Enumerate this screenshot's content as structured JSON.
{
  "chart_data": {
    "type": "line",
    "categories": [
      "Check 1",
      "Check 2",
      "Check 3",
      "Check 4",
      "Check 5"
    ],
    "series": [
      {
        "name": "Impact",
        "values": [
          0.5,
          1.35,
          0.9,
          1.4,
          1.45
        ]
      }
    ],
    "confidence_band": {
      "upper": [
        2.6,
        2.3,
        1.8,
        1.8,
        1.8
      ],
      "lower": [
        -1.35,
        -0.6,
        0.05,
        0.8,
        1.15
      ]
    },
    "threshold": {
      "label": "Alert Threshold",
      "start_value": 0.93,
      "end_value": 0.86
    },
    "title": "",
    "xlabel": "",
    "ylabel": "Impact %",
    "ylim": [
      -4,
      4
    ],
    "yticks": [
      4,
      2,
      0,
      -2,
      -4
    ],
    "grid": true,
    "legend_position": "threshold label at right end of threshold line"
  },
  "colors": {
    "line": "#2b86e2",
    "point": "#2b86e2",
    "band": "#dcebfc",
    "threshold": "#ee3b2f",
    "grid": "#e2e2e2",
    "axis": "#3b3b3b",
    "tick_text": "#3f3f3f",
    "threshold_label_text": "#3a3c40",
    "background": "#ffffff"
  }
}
━━━━━━━━━━━━━━━━
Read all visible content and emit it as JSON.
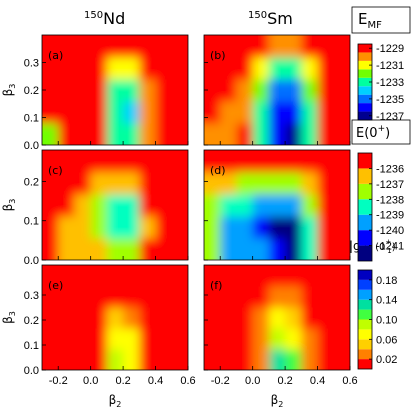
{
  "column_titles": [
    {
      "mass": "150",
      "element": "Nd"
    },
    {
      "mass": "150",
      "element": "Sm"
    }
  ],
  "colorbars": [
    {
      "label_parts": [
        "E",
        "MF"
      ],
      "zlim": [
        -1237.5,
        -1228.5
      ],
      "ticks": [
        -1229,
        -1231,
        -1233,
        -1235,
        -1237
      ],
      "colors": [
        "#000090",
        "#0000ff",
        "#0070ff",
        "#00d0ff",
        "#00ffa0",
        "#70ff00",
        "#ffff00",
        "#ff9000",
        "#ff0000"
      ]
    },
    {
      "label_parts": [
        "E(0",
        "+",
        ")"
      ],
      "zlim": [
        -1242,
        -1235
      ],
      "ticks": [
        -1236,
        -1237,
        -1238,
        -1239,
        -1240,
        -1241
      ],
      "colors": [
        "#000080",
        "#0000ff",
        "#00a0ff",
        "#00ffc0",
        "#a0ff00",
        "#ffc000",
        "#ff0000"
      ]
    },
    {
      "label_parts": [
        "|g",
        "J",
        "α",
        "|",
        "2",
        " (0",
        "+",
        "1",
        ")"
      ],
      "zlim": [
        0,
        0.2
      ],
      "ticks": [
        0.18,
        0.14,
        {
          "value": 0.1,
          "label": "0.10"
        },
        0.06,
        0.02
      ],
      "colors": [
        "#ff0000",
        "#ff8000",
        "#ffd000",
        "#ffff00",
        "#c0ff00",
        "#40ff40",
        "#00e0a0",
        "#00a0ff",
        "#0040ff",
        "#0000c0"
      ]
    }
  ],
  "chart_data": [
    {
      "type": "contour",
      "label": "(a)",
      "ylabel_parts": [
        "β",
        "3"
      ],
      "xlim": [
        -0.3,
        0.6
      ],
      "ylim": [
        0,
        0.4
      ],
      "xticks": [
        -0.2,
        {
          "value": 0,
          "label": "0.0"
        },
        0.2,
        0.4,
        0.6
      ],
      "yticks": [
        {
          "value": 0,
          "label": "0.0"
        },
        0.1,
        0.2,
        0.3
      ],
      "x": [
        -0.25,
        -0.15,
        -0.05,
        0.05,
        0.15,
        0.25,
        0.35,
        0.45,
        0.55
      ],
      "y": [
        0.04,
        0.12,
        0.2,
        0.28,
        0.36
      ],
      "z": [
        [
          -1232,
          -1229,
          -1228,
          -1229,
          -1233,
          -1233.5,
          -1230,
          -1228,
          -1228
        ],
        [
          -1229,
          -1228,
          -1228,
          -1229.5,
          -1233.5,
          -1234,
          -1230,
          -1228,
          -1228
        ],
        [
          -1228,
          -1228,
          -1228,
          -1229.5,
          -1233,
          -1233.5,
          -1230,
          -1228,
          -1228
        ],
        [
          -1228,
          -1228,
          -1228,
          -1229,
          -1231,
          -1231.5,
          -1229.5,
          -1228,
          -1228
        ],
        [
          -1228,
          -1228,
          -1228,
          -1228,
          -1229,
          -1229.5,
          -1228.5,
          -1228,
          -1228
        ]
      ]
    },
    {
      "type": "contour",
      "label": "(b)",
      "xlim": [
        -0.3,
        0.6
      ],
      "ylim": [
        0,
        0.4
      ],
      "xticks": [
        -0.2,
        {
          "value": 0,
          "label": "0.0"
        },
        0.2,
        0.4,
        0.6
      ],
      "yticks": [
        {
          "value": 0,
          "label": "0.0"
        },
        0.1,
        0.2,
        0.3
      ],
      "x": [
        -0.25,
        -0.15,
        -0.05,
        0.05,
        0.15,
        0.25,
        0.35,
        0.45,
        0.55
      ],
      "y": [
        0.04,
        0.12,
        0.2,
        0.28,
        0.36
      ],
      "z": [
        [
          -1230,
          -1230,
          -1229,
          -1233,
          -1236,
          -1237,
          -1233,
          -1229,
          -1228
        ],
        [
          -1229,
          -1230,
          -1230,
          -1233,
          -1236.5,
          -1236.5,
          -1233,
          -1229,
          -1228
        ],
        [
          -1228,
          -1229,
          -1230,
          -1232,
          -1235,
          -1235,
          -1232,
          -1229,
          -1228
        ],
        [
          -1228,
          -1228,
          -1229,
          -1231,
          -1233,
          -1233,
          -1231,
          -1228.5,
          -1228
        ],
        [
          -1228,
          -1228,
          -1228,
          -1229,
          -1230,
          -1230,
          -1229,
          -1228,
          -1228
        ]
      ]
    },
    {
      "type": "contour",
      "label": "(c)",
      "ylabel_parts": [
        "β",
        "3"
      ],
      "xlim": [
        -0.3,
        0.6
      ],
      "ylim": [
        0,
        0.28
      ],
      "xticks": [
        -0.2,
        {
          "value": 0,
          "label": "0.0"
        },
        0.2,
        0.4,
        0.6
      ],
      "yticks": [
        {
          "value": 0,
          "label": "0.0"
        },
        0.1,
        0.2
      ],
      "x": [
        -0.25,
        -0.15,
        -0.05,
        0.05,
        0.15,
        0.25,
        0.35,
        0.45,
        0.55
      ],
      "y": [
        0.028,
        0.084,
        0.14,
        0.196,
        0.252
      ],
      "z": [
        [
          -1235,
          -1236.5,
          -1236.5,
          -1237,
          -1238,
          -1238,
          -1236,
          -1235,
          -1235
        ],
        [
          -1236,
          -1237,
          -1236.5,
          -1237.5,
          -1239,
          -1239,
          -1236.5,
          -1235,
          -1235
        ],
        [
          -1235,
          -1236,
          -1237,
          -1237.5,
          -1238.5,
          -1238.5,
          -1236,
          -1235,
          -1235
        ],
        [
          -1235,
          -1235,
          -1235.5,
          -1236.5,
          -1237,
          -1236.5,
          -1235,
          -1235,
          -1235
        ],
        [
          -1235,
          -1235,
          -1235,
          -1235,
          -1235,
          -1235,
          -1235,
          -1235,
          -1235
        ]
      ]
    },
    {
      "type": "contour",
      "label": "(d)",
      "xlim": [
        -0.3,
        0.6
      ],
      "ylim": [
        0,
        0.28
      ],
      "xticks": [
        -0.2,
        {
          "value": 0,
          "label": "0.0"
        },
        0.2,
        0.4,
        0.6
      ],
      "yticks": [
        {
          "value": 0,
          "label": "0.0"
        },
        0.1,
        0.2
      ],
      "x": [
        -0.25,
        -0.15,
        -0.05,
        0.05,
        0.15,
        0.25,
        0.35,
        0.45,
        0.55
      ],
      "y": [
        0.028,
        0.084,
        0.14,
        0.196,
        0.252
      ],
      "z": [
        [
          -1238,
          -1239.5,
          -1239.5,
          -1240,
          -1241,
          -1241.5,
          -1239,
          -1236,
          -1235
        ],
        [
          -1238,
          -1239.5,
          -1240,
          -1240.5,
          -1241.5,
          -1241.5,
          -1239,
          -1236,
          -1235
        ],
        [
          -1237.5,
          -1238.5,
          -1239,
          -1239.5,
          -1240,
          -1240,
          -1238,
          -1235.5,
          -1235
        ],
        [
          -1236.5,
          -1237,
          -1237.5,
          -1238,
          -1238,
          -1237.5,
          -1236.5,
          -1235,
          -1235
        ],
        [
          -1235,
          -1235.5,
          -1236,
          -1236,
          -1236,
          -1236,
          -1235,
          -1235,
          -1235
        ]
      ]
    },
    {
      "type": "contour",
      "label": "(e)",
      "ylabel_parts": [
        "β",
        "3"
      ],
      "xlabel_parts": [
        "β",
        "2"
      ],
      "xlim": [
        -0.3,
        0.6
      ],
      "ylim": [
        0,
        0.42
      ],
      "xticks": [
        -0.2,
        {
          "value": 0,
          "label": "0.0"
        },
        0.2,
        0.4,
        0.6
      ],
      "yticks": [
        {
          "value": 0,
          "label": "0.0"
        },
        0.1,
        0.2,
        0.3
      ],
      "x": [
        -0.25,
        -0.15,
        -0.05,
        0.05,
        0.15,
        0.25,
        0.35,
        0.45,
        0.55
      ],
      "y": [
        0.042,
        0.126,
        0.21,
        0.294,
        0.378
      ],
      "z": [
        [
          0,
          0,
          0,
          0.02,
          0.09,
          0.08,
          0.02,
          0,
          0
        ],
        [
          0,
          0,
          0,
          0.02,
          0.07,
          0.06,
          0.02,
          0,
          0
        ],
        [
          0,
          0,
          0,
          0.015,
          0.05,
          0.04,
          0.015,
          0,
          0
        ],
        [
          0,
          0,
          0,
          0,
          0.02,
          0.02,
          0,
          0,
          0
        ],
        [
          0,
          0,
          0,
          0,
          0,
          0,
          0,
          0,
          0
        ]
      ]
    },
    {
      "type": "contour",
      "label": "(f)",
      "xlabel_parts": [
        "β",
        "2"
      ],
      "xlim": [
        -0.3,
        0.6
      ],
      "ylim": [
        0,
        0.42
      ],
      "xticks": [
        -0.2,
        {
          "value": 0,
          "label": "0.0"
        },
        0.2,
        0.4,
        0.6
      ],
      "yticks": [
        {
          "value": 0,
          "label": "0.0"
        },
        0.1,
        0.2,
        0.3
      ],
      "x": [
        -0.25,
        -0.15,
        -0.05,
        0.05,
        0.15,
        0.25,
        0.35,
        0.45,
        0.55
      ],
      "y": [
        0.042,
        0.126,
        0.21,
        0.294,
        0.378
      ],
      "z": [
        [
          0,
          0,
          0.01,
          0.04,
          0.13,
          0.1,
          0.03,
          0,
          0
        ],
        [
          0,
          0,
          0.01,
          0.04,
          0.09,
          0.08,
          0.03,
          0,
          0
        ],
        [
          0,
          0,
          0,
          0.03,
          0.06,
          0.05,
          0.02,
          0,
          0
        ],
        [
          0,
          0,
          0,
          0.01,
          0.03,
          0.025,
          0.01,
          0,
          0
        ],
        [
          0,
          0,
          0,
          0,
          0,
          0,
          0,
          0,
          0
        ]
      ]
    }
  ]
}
━━━━━━━━━━━━━━━━
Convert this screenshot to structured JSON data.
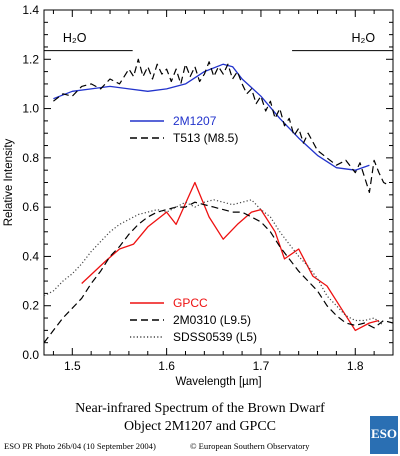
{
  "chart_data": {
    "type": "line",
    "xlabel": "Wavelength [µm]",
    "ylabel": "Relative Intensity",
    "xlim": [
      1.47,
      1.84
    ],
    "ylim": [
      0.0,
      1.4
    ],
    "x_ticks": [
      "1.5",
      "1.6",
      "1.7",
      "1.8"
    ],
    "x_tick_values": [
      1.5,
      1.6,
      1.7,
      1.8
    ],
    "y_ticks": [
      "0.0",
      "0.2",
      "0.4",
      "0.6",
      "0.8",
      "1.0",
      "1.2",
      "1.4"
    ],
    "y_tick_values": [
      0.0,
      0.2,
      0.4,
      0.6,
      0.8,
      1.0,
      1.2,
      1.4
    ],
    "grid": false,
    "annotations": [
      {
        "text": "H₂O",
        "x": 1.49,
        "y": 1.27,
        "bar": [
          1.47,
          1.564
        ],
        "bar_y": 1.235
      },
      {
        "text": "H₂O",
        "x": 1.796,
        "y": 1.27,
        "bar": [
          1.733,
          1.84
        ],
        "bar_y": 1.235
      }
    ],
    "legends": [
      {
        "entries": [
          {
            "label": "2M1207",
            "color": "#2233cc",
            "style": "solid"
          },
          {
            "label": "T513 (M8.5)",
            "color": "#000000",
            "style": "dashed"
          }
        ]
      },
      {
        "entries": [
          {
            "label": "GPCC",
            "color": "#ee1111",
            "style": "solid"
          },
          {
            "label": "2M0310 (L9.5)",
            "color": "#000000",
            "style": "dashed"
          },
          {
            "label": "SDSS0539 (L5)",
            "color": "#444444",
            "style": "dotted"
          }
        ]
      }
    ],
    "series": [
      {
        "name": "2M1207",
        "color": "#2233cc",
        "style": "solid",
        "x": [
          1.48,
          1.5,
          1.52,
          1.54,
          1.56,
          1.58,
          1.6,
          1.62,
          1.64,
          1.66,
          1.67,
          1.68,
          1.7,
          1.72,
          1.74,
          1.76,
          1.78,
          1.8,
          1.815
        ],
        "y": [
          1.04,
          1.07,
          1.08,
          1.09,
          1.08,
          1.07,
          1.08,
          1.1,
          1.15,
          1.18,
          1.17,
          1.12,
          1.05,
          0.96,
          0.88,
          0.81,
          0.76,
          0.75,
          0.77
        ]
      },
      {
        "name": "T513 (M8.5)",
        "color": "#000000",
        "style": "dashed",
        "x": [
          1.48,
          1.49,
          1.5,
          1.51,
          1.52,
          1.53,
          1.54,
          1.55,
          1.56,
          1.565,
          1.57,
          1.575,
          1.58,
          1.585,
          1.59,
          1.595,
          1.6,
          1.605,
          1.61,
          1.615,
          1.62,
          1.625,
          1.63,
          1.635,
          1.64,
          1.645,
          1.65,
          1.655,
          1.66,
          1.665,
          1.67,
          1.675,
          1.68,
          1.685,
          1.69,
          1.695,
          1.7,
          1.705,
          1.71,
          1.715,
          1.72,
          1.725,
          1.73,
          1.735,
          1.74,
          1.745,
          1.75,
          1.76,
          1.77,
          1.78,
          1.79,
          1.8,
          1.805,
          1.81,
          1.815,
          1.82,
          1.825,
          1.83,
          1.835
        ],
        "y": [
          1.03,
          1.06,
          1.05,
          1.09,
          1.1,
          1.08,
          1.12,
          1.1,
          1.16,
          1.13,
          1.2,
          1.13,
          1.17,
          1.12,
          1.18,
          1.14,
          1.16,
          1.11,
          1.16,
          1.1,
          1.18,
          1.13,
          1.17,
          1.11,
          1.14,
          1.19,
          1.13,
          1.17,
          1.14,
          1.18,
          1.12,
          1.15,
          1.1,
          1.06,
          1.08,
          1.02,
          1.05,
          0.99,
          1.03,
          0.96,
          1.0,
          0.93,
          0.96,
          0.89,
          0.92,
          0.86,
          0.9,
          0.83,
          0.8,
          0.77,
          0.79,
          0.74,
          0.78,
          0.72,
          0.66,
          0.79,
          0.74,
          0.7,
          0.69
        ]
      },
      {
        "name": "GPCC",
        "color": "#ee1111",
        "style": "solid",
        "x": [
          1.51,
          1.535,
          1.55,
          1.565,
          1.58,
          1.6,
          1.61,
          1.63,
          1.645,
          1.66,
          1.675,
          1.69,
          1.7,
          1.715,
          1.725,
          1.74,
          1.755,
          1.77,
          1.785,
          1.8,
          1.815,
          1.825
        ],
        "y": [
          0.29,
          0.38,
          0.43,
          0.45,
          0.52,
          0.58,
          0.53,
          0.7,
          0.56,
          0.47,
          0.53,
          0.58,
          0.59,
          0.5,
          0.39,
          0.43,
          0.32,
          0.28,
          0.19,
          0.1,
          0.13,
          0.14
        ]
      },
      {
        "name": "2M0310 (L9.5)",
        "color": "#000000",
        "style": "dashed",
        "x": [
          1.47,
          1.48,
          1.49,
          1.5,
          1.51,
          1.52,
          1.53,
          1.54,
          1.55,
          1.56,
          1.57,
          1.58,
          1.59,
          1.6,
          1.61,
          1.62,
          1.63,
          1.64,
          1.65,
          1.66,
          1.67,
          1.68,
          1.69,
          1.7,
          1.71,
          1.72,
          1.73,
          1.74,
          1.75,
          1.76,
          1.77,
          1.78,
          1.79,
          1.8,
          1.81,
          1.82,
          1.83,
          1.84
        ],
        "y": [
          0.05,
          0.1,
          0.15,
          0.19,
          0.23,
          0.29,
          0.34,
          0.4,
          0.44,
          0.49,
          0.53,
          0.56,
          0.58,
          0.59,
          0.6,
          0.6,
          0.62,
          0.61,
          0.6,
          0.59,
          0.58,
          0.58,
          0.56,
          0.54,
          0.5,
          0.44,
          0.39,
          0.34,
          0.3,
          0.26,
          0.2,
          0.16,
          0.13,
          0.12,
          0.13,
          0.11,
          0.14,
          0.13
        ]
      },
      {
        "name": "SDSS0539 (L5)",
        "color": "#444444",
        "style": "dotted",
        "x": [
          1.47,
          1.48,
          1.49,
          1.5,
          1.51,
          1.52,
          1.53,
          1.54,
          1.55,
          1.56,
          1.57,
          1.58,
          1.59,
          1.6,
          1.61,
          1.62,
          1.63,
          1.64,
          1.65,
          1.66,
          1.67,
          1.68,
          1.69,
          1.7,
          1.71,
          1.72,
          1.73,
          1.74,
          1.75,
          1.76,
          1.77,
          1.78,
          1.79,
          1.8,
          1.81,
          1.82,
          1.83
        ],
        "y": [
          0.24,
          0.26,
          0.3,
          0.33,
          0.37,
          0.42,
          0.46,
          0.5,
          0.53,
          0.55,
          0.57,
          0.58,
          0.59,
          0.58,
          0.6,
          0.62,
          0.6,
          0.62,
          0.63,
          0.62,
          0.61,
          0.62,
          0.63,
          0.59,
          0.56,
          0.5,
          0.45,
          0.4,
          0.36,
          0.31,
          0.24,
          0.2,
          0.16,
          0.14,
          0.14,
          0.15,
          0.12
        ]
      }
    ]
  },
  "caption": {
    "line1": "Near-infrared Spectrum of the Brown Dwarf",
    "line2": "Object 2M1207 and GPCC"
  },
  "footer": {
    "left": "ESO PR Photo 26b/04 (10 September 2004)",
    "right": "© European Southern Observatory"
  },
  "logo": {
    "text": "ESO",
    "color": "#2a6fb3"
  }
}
━━━━━━━━━━━━━━━━
Direction => Identify each line of the material where the word "this" shows up, and copy it.

The solution =>
Enumerate this screenshot's content as structured JSON.
Convert this screenshot to structured JSON data.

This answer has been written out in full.